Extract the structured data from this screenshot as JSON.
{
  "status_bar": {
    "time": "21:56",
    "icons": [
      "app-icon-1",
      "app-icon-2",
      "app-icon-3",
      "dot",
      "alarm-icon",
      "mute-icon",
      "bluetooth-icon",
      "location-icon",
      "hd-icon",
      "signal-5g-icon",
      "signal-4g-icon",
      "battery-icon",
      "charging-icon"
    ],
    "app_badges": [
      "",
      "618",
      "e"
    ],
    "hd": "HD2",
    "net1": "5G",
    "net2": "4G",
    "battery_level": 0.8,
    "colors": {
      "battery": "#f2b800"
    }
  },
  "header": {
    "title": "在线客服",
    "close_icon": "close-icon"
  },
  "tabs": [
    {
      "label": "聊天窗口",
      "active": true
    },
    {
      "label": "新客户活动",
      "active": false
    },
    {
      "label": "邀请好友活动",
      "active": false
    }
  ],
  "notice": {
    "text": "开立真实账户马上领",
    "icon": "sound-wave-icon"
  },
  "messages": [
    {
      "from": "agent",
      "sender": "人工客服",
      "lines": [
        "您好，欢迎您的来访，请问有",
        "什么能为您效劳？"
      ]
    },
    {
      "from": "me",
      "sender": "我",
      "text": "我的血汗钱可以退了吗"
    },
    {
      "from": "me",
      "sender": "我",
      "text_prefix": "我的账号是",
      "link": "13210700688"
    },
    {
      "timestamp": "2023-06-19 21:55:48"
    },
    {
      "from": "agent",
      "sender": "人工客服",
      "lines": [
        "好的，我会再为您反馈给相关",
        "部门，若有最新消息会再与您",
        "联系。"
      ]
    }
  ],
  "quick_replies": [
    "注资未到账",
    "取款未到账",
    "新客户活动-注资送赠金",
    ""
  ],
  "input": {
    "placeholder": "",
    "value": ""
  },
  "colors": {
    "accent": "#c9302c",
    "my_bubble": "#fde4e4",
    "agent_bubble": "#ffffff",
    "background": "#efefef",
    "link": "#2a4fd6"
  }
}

:::

Given instruction> Using the data above, reproduce every line exactly.

Problem solution>
Extract the structured data from this screenshot as JSON.
{
  "status_bar": {
    "time": "21:56",
    "icons": [
      "app-icon-1",
      "app-icon-2",
      "app-icon-3",
      "dot",
      "alarm-icon",
      "mute-icon",
      "bluetooth-icon",
      "location-icon",
      "hd-icon",
      "signal-5g-icon",
      "signal-4g-icon",
      "battery-icon",
      "charging-icon"
    ],
    "app_badges": [
      "",
      "618",
      "e"
    ],
    "hd": "HD2",
    "net1": "5G",
    "net2": "4G",
    "battery_level": 0.8,
    "colors": {
      "battery": "#f2b800"
    }
  },
  "header": {
    "title": "在线客服",
    "close_icon": "close-icon"
  },
  "tabs": [
    {
      "label": "聊天窗口",
      "active": true
    },
    {
      "label": "新客户活动",
      "active": false
    },
    {
      "label": "邀请好友活动",
      "active": false
    }
  ],
  "notice": {
    "text": "开立真实账户马上领",
    "icon": "sound-wave-icon"
  },
  "messages": [
    {
      "from": "agent",
      "sender": "人工客服",
      "lines": [
        "您好，欢迎您的来访，请问有",
        "什么能为您效劳？"
      ]
    },
    {
      "from": "me",
      "sender": "我",
      "text": "我的血汗钱可以退了吗"
    },
    {
      "from": "me",
      "sender": "我",
      "text_prefix": "我的账号是",
      "link": "13210700688"
    },
    {
      "timestamp": "2023-06-19 21:55:48"
    },
    {
      "from": "agent",
      "sender": "人工客服",
      "lines": [
        "好的，我会再为您反馈给相关",
        "部门，若有最新消息会再与您",
        "联系。"
      ]
    }
  ],
  "quick_replies": [
    "注资未到账",
    "取款未到账",
    "新客户活动-注资送赠金",
    ""
  ],
  "input": {
    "placeholder": "",
    "value": ""
  },
  "colors": {
    "accent": "#c9302c",
    "my_bubble": "#fde4e4",
    "agent_bubble": "#ffffff",
    "background": "#efefef",
    "link": "#2a4fd6"
  }
}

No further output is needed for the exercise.